→ **Exercise goal**
Using the listing below, give the number of lines where "难忘的草" appears, and nothing else.

→ **Data records**
■ ■ ■ ■ ■ ■ ■

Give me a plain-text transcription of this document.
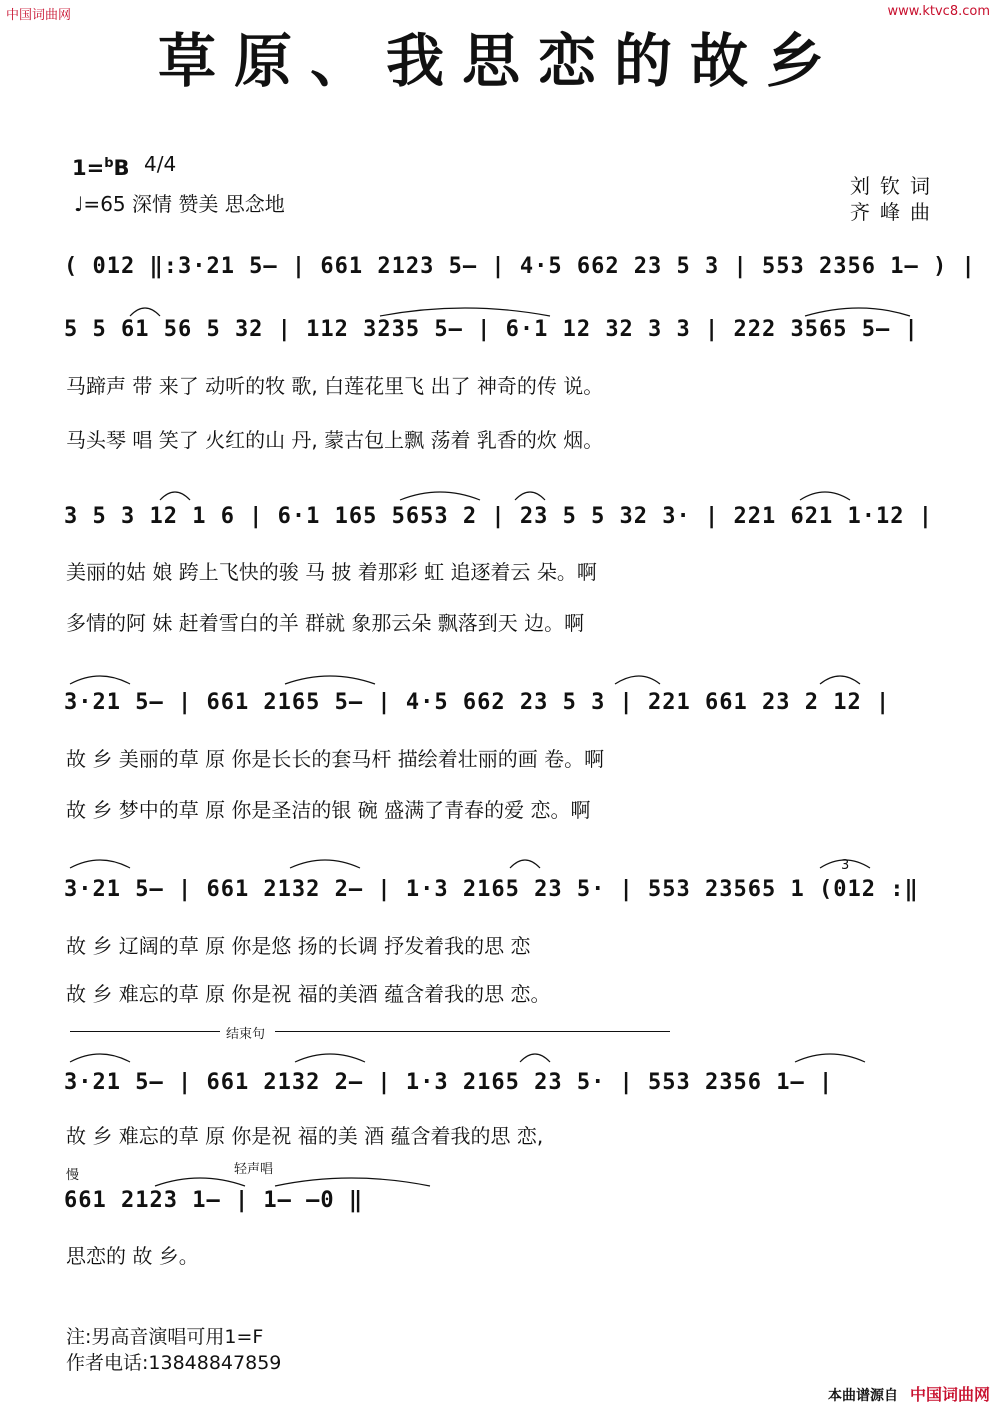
中国词曲网	www.ktvc8.com
草原、我思恋的故乡
1=$^b$B 4/4
♩=65 深情 赞美 思念地
刘钦词
齐峰曲
( 012 ‖:3·21 5— | 661 2123 5— | 4·5 662 23 5 3 | 553 2356 1— ) |
5 5 61 56 5 32 | 112 3235 5— | 6·1 12 32 3 3 | 222 3565 5— |
马蹄声 带 来了 动听的牧 歌, 白莲花里飞 出了 神奇的传 说。
马头琴 唱 笑了 火红的山 丹, 蒙古包上飘 荡着 乳香的炊 烟。
3 5 3 12 1 6 | 6·1 165 5653 2 | 23 5 5 32 3· | 221 621 1·12 |
美丽的姑 娘 跨上飞快的骏 马 披 着那彩 虹 追逐着云 朵。啊
多情的阿 妹 赶着雪白的羊 群就 象那云朵 飘落到天 边。啊
3·21 5— | 661 2165 5— | 4·5 662 23 5 3 | 221 661 23 2 12 |
故 乡 美丽的草 原 你是长长的套马杆 描绘着壮丽的画 卷。啊
故 乡 梦中的草 原 你是圣洁的银 碗 盛满了青春的爱 恋。啊
3
3·21 5— | 661 2132 2— | 1·3 2165 23 5· | 553 23565 1 (012 :‖
故 乡 辽阔的草 原 你是悠 扬的长调 抒发着我的思 恋
故 乡 难忘的草 原 你是祝 福的美酒 蕴含着我的思 恋。
结束句
3·21 5— | 661 2132 2— | 1·3 2165 23 5· | 553 2356 1— |
故 乡 难忘的草 原 你是祝 福的美 酒 蕴含着我的思 恋,
慢	轻声唱
661 2123 1— | 1— —0 ‖
思恋的 故 乡。
注:男高音演唱可用1=F
作者电话:13848847859
本曲谱源自 中国词曲网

■ ■ ■ ■ ■ ■ ■

→ **Reply to the exercise**
2